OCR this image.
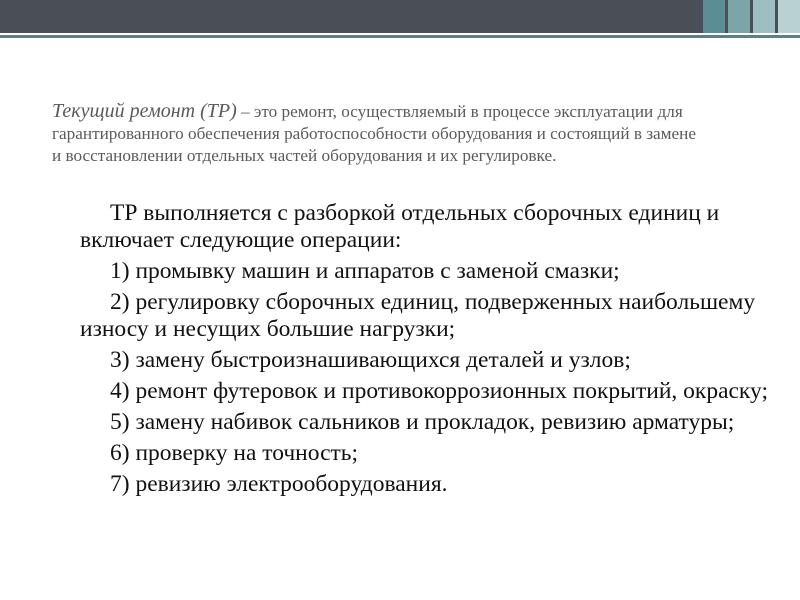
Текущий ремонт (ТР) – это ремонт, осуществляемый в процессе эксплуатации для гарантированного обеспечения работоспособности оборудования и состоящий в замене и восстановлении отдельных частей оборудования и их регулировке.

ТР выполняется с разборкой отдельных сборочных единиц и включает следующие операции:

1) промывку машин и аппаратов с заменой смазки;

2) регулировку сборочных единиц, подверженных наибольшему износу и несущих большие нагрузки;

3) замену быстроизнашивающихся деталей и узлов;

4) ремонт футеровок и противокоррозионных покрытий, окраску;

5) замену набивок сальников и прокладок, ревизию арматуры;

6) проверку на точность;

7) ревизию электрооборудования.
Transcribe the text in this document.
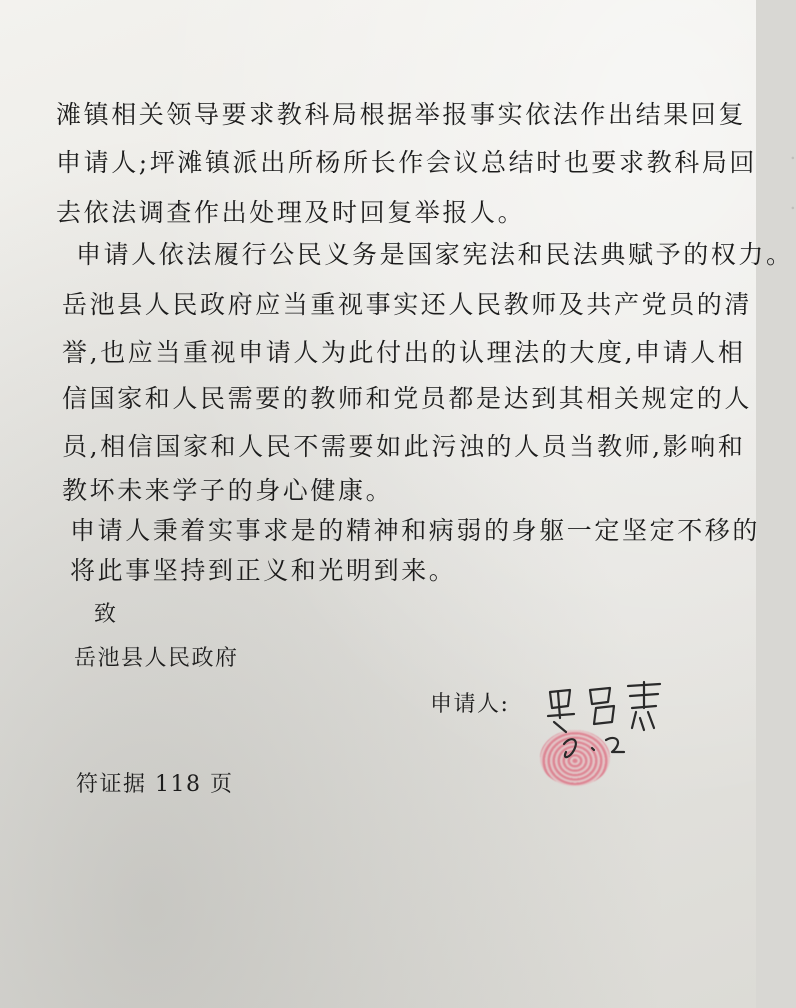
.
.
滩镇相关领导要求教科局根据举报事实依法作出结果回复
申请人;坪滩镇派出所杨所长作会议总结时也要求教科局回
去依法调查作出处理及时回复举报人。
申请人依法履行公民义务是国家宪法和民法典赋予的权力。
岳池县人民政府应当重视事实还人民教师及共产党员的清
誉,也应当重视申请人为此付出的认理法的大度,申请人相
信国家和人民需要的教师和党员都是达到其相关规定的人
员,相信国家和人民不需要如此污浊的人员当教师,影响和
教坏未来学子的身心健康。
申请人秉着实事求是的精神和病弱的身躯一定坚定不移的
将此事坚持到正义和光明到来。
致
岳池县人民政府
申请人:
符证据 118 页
...
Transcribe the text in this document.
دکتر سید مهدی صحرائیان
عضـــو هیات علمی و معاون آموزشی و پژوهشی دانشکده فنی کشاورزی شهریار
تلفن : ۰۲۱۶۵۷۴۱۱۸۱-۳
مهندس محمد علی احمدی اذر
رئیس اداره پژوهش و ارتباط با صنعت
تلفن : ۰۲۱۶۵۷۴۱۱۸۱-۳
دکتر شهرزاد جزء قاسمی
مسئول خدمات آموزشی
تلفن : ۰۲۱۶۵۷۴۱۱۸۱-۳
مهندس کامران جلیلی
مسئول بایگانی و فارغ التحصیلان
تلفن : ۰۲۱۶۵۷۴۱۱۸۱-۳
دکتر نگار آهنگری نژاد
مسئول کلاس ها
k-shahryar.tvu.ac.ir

Work required: Search the data for "ревизию". Copy every matching line.

Written answer:
5) замену набивок сальников и прокладок, ревизию арматуры;
7) ревизию электрооборудования.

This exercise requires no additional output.